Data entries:
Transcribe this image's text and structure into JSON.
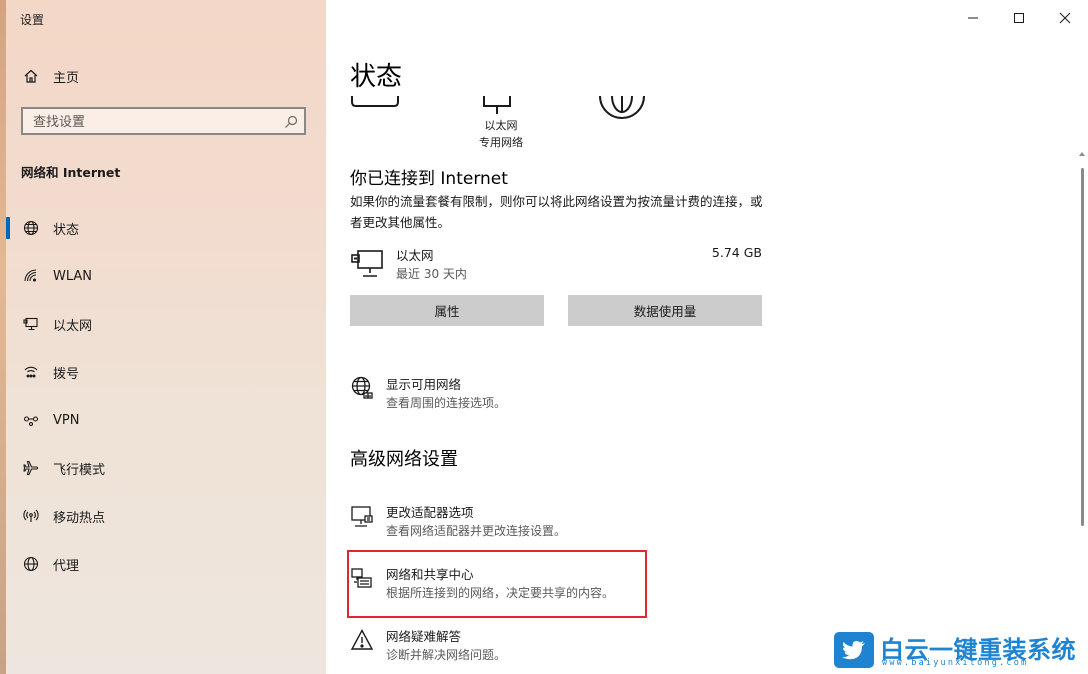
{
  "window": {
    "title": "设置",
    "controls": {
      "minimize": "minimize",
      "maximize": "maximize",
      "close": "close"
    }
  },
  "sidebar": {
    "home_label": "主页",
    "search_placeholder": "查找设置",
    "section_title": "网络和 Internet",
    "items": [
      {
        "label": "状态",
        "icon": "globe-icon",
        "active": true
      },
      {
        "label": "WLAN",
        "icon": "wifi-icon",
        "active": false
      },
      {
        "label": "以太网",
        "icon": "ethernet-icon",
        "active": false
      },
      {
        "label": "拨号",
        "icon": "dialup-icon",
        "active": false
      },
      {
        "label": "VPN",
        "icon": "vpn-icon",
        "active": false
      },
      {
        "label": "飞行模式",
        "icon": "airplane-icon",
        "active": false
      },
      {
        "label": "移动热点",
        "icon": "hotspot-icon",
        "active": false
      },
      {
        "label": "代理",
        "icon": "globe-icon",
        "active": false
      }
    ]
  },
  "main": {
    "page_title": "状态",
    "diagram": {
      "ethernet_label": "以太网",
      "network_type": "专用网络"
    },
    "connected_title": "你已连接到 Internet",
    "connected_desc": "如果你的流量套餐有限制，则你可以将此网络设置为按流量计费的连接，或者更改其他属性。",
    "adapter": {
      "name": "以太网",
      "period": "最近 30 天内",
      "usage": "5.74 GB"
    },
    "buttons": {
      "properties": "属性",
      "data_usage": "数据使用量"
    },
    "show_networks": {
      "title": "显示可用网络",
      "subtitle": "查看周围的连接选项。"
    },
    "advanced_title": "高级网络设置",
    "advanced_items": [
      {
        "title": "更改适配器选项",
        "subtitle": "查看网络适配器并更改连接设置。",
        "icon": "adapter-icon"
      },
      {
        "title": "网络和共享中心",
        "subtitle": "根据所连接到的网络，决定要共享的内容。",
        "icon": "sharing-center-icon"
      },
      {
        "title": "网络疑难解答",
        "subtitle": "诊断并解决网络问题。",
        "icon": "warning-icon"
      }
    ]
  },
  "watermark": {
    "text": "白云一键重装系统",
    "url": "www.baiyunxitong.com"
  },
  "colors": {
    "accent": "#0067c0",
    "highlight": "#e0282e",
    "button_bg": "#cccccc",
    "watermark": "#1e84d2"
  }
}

Stated exercise: Reproduce the full material exactly, excluding the pictures.

Written response:
Transcribe this image's text and structure into JSON.
{
  "window": {
    "title": "设置",
    "controls": {
      "minimize": "minimize",
      "maximize": "maximize",
      "close": "close"
    }
  },
  "sidebar": {
    "home_label": "主页",
    "search_placeholder": "查找设置",
    "section_title": "网络和 Internet",
    "items": [
      {
        "label": "状态",
        "icon": "globe-icon",
        "active": true
      },
      {
        "label": "WLAN",
        "icon": "wifi-icon",
        "active": false
      },
      {
        "label": "以太网",
        "icon": "ethernet-icon",
        "active": false
      },
      {
        "label": "拨号",
        "icon": "dialup-icon",
        "active": false
      },
      {
        "label": "VPN",
        "icon": "vpn-icon",
        "active": false
      },
      {
        "label": "飞行模式",
        "icon": "airplane-icon",
        "active": false
      },
      {
        "label": "移动热点",
        "icon": "hotspot-icon",
        "active": false
      },
      {
        "label": "代理",
        "icon": "globe-icon",
        "active": false
      }
    ]
  },
  "main": {
    "page_title": "状态",
    "diagram": {
      "ethernet_label": "以太网",
      "network_type": "专用网络"
    },
    "connected_title": "你已连接到 Internet",
    "connected_desc": "如果你的流量套餐有限制，则你可以将此网络设置为按流量计费的连接，或者更改其他属性。",
    "adapter": {
      "name": "以太网",
      "period": "最近 30 天内",
      "usage": "5.74 GB"
    },
    "buttons": {
      "properties": "属性",
      "data_usage": "数据使用量"
    },
    "show_networks": {
      "title": "显示可用网络",
      "subtitle": "查看周围的连接选项。"
    },
    "advanced_title": "高级网络设置",
    "advanced_items": [
      {
        "title": "更改适配器选项",
        "subtitle": "查看网络适配器并更改连接设置。",
        "icon": "adapter-icon"
      },
      {
        "title": "网络和共享中心",
        "subtitle": "根据所连接到的网络，决定要共享的内容。",
        "icon": "sharing-center-icon"
      },
      {
        "title": "网络疑难解答",
        "subtitle": "诊断并解决网络问题。",
        "icon": "warning-icon"
      }
    ]
  },
  "watermark": {
    "text": "白云一键重装系统",
    "url": "www.baiyunxitong.com"
  },
  "colors": {
    "accent": "#0067c0",
    "highlight": "#e0282e",
    "button_bg": "#cccccc",
    "watermark": "#1e84d2"
  }
}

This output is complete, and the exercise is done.